# [Aangeleverde gegevens]
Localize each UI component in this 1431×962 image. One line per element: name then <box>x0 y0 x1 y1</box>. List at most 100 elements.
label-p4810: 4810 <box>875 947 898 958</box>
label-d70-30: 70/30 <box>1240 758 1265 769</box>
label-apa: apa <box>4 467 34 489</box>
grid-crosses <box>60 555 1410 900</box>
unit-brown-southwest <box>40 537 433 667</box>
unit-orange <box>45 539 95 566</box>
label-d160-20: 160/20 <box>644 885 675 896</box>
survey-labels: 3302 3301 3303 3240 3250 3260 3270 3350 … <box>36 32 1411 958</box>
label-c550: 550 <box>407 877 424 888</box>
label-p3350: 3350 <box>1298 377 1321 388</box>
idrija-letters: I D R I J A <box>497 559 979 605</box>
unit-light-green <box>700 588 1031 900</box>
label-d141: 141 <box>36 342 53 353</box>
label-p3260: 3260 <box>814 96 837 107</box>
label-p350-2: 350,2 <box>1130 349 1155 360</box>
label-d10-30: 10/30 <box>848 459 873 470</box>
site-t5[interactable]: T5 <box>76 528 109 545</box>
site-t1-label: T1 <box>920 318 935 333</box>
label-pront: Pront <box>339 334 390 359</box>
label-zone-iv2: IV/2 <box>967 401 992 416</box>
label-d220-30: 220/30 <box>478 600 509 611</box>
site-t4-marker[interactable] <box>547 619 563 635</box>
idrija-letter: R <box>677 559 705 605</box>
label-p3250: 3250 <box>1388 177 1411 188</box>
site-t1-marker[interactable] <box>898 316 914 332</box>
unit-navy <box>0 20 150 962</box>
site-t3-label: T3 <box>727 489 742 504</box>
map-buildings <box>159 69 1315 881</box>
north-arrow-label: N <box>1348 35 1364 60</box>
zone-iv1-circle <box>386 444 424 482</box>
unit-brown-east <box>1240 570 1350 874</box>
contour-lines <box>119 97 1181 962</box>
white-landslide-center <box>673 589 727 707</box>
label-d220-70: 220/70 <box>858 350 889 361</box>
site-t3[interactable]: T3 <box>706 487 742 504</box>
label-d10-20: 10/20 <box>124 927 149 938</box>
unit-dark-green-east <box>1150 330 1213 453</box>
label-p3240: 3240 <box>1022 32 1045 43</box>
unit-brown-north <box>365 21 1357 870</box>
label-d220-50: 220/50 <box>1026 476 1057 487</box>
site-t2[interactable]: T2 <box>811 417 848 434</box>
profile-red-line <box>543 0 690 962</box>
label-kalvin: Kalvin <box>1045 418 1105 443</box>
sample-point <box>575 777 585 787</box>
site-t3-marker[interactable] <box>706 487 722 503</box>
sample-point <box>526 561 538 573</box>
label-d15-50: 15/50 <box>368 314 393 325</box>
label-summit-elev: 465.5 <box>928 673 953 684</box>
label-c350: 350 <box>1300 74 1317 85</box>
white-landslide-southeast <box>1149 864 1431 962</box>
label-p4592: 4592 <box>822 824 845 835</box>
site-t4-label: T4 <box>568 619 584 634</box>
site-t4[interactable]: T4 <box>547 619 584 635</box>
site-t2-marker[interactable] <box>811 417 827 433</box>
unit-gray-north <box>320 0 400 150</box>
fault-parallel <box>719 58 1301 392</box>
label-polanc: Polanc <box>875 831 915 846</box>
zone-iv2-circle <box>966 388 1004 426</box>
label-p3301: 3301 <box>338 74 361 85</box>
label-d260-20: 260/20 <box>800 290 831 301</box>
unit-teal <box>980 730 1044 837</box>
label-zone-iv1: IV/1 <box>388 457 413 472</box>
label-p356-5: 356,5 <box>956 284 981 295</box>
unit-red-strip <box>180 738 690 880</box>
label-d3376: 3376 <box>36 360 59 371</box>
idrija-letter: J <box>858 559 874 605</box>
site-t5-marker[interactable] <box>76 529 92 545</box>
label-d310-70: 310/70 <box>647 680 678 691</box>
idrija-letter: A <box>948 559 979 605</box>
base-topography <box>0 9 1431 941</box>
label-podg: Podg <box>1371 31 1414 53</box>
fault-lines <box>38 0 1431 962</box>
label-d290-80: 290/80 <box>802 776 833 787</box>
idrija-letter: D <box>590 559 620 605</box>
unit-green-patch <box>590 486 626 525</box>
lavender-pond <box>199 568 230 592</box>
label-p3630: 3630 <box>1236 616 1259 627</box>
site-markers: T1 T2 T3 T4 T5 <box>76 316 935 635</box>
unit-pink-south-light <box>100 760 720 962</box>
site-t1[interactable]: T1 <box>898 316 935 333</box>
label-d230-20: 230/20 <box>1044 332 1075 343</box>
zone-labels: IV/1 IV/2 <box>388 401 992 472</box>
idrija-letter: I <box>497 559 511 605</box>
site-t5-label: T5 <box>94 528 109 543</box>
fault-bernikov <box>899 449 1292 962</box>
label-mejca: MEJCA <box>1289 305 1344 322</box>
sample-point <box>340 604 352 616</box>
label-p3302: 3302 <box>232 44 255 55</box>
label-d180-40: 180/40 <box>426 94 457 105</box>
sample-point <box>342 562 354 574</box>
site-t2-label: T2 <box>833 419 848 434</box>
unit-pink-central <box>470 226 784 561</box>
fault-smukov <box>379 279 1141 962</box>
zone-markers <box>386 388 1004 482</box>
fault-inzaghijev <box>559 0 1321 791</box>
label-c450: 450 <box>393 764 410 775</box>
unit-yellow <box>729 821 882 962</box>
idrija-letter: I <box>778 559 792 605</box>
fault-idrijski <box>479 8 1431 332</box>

==

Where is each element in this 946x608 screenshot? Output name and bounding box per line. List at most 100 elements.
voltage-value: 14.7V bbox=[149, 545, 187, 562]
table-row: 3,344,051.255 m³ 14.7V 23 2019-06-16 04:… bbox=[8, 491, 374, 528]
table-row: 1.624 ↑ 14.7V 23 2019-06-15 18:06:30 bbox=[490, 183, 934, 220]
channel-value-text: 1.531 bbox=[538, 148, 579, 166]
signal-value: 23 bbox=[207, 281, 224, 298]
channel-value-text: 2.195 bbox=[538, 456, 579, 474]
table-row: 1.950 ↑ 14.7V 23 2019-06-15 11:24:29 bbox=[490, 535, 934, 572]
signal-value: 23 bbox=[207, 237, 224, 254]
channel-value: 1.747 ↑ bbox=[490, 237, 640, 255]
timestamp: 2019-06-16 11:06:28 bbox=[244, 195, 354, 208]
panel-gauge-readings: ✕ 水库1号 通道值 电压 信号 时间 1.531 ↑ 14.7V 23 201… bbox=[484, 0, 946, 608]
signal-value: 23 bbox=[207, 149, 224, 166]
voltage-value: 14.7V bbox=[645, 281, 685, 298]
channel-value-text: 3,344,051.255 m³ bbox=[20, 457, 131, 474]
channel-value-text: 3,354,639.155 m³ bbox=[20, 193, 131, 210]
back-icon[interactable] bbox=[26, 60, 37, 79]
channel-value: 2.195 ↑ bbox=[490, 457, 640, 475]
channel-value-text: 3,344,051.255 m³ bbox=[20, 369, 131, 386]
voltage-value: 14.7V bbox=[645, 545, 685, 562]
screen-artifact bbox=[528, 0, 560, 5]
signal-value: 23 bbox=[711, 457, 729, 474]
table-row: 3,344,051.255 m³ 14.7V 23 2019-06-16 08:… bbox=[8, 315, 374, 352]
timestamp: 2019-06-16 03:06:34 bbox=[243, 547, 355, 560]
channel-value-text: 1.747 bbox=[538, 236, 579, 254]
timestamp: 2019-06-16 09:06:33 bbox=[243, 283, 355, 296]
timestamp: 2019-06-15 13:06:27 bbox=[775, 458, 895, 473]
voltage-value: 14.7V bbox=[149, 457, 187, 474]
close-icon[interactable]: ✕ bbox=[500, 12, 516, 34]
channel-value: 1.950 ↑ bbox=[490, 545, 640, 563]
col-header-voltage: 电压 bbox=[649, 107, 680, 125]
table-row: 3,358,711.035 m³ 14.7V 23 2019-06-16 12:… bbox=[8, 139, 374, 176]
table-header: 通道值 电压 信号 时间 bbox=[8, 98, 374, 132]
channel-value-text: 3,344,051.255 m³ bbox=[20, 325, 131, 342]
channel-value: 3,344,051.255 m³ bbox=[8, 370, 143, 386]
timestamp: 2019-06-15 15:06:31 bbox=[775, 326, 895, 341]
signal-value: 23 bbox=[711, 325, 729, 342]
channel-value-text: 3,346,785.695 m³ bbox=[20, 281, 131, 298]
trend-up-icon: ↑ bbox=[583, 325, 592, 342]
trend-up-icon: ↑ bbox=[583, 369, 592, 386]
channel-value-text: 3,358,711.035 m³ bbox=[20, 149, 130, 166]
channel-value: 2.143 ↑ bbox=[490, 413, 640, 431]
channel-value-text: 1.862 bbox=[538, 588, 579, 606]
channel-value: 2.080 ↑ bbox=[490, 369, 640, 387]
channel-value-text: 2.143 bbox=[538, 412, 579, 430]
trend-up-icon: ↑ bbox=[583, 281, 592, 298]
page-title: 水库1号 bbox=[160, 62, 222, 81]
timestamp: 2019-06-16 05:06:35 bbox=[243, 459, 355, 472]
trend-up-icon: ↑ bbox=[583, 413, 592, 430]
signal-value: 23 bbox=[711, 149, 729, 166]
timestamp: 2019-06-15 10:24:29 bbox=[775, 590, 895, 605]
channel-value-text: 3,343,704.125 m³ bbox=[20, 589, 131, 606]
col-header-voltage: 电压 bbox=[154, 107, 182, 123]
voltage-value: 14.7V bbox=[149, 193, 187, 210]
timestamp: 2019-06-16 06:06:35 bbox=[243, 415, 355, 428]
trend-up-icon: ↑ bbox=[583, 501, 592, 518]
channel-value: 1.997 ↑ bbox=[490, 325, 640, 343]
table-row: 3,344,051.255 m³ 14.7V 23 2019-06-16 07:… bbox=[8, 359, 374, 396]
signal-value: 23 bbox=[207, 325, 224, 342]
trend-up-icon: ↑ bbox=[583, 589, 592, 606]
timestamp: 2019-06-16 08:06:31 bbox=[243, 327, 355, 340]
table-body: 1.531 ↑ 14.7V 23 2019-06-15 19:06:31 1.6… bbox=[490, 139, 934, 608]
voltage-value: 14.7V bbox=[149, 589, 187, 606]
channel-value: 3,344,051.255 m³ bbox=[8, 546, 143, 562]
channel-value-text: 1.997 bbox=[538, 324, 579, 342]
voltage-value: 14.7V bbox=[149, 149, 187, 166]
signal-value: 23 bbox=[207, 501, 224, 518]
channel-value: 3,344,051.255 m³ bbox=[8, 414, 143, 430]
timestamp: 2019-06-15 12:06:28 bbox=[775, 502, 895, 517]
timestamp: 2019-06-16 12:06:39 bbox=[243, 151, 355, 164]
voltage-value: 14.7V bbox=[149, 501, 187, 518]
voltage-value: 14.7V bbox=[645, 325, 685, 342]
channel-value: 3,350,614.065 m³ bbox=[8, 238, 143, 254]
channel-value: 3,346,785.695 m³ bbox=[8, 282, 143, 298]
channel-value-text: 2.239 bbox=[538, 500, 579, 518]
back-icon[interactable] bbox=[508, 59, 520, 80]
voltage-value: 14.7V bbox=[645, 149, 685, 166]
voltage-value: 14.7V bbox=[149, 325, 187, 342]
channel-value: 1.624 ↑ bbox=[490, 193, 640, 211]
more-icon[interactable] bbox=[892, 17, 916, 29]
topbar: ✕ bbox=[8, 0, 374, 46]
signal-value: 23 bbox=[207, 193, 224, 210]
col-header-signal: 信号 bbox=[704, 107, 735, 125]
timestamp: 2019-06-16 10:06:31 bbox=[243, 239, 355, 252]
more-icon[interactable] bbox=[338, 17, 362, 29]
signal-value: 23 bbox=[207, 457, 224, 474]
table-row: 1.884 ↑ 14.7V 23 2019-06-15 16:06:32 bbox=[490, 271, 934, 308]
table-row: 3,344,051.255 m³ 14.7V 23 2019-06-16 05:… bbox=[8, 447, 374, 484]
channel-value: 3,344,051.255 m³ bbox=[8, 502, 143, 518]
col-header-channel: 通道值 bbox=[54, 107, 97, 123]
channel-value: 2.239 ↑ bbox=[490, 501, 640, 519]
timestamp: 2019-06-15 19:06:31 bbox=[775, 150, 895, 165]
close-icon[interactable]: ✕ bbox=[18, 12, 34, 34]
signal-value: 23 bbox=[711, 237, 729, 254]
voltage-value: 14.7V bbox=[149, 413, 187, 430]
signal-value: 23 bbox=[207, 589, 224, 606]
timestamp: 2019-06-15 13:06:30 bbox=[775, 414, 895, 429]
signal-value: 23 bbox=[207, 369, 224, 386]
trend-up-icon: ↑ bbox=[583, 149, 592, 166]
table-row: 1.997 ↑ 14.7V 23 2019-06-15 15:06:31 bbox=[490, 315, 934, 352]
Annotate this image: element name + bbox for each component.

# [Doel]
Hernoem alstublieft "timestamp" tot "time-label" in de regels tussen de regel met "Where is each" en de regel met "signal-value: 23 bbox=[207, 149, 224, 166]", beide inbegrepen. Geef alleen die regels terug en laat de rest ongewijzigd.

# [Oplossing]
Where is each element in this 946x608 screenshot? Output name and bounding box per line. List at most 100 elements.
voltage-value: 14.7V bbox=[149, 545, 187, 562]
table-row: 3,344,051.255 m³ 14.7V 23 2019-06-16 04:… bbox=[8, 491, 374, 528]
table-row: 1.624 ↑ 14.7V 23 2019-06-15 18:06:30 bbox=[490, 183, 934, 220]
channel-value-text: 1.531 bbox=[538, 148, 579, 166]
signal-value: 23 bbox=[207, 281, 224, 298]
channel-value-text: 2.195 bbox=[538, 456, 579, 474]
table-row: 1.950 ↑ 14.7V 23 2019-06-15 11:24:29 bbox=[490, 535, 934, 572]
signal-value: 23 bbox=[207, 237, 224, 254]
channel-value: 1.747 ↑ bbox=[490, 237, 640, 255]
time-label: 2019-06-16 11:06:28 bbox=[244, 195, 354, 208]
panel-gauge-readings: ✕ 水库1号 通道值 电压 信号 时间 1.531 ↑ 14.7V 23 201… bbox=[484, 0, 946, 608]
signal-value: 23 bbox=[207, 149, 224, 166]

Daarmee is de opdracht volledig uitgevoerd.